DIRECTIONS FOR THIS TASK: Select the lines that contain "name" and copy each of them.

━━ RECORDED INFORMATION

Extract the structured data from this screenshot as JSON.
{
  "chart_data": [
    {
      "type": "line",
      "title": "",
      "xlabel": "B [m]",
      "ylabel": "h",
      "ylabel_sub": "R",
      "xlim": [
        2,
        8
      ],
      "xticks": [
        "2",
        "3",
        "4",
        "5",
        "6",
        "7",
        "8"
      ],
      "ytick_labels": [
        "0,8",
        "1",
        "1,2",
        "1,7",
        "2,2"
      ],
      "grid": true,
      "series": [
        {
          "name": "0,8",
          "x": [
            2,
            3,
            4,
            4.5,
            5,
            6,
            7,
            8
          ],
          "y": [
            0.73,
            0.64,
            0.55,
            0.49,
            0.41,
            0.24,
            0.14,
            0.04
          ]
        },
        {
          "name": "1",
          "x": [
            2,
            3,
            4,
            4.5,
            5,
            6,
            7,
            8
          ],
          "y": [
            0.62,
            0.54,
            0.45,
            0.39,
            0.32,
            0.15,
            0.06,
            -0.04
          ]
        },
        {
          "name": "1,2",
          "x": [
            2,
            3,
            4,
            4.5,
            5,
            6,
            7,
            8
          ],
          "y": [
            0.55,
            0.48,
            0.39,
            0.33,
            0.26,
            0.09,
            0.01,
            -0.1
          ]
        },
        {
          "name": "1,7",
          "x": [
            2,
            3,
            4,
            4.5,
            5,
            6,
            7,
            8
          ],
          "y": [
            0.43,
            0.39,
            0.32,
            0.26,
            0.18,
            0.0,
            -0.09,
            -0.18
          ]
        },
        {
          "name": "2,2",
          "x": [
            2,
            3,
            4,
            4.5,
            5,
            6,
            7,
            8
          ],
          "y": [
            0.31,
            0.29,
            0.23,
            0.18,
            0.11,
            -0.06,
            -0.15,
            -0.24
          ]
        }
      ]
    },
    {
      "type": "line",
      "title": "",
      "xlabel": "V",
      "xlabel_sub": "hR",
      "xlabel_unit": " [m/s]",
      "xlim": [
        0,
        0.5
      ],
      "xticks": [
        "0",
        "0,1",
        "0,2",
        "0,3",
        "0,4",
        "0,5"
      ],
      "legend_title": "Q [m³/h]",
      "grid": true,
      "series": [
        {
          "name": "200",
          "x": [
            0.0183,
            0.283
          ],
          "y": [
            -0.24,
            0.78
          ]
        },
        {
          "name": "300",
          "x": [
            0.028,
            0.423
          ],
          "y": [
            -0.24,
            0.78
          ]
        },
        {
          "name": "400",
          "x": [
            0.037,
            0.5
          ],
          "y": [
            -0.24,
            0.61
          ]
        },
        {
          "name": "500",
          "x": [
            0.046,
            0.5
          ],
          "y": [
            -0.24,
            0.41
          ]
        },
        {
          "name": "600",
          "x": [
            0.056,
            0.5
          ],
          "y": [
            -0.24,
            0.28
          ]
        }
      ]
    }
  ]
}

━━━━

ANSWER IN FULL:
          "name": "0,8",
          "name": "1",
          "name": "1,2",
          "name": "1,7",
          "name": "2,2",
          "name": "200",
          "name": "300",
          "name": "400",
          "name": "500",
          "name": "600",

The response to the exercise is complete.